-- begin Input rows --
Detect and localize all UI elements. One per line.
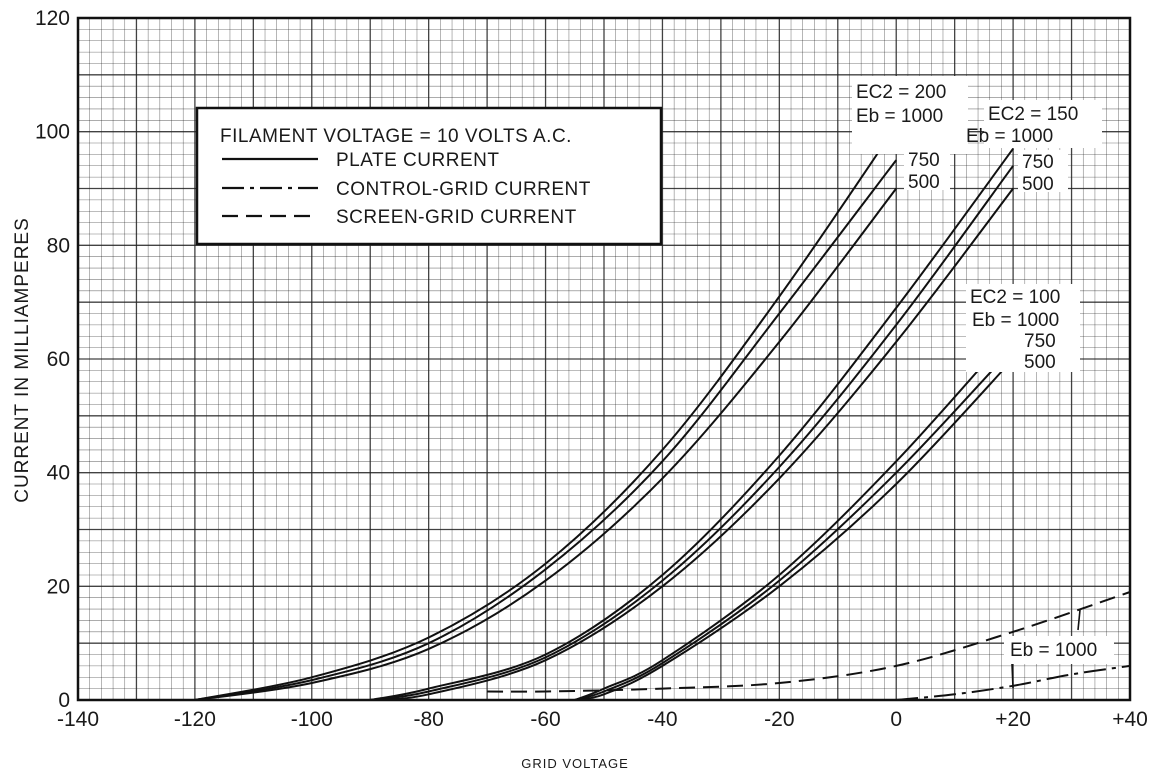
x-tick-label: -140 [57, 708, 99, 731]
plate-current-curve [194, 159, 897, 701]
annotation-bg [852, 76, 968, 154]
y-tick-label: 20 [47, 575, 70, 598]
plate-current-curve [194, 125, 898, 701]
label-500-150: 500 [1022, 174, 1054, 195]
legend: FILAMENT VOLTAGE = 10 VOLTS A.C. PLATE C… [195, 106, 663, 246]
y-tick-label: 120 [35, 7, 70, 30]
y-axis-title: CURRENT IN MILLIAMPERES [12, 217, 33, 503]
label-ec2-200: EC2 = 200 [856, 82, 946, 103]
label-eb-1000-200: Eb = 1000 [856, 106, 943, 127]
label-750-100: 750 [1024, 331, 1056, 352]
annotation-bg [1004, 636, 1114, 664]
label-750-200: 750 [908, 150, 940, 171]
x-tick-label: +20 [995, 708, 1031, 731]
legend-label-control-grid: CONTROL-GRID CURRENT [336, 179, 591, 200]
legend-label-plate: PLATE CURRENT [336, 150, 499, 171]
x-axis-title: GRID VOLTAGE [521, 756, 629, 771]
annotation-bg [904, 146, 950, 190]
annotation-ec2-100: EC2 = 100 Eb = 1000 750 500 [966, 284, 1080, 373]
annotation-ec2-200: EC2 = 200 Eb = 1000 750 500 [852, 76, 968, 193]
label-500-200: 500 [908, 172, 940, 193]
x-tick-label: 0 [890, 708, 902, 731]
plate-current-curve [574, 346, 1014, 701]
plate-current-curve [574, 358, 1014, 701]
label-500-100: 500 [1024, 352, 1056, 373]
curves [194, 125, 1131, 701]
screen-grid-current-curve [487, 591, 1131, 693]
pointer-line [1077, 609, 1081, 631]
legend-title: FILAMENT VOLTAGE = 10 VOLTS A.C. [220, 126, 572, 147]
plate-current-curve [574, 329, 1014, 701]
label-ec2-150: EC2 = 150 [988, 104, 1078, 125]
legend-box [195, 106, 663, 246]
x-tick-label: -80 [413, 708, 443, 731]
label-eb-1000-150: Eb = 1000 [966, 126, 1053, 147]
pointer-line [1011, 663, 1014, 689]
y-tick-label: 100 [35, 121, 70, 144]
plate-current-curve [370, 148, 1014, 701]
annotation-bg [984, 100, 1102, 148]
annotation-ec2-150: EC2 = 150 Eb = 1000 750 500 [966, 100, 1102, 195]
x-tick-label: +40 [1112, 708, 1148, 731]
plot-frame [76, 16, 1132, 702]
label-eb-1000-100: Eb = 1000 [972, 310, 1059, 331]
x-tick-label: -120 [174, 708, 216, 731]
x-tick-label: -100 [291, 708, 333, 731]
label-eb-1000-grid: Eb = 1000 [1010, 640, 1097, 661]
x-tick-label: -20 [764, 708, 794, 731]
plate-current-curve [370, 165, 1014, 701]
annotation-bg [1018, 150, 1068, 192]
annotation-bg [966, 284, 1080, 372]
y-tick-label: 0 [58, 689, 70, 712]
tick-labels: -140 -120 -100 -80 -60 -40 -20 0 +20 +40 0 20 40 60 80… [35, 7, 1148, 731]
legend-label-screen-grid: SCREEN-GRID CURRENT [336, 207, 577, 228]
x-tick-label: -40 [647, 708, 677, 731]
label-750-150: 750 [1022, 152, 1054, 173]
plate-current-curve [370, 187, 1014, 701]
label-ec2-100: EC2 = 100 [970, 287, 1060, 308]
y-tick-label: 40 [47, 462, 70, 485]
annotation-grid-current: Eb = 1000 [1004, 609, 1114, 689]
y-tick-label: 80 [47, 234, 70, 257]
plate-current-curve [194, 187, 897, 701]
y-tick-label: 60 [47, 348, 70, 371]
x-tick-label: -60 [530, 708, 560, 731]
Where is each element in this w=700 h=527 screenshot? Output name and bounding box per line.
-- end Input rows --
→ **The request**: How many lines in the entries above contain the word "VOLTAGE"? Reply with the number only.

→ **Written response**: 3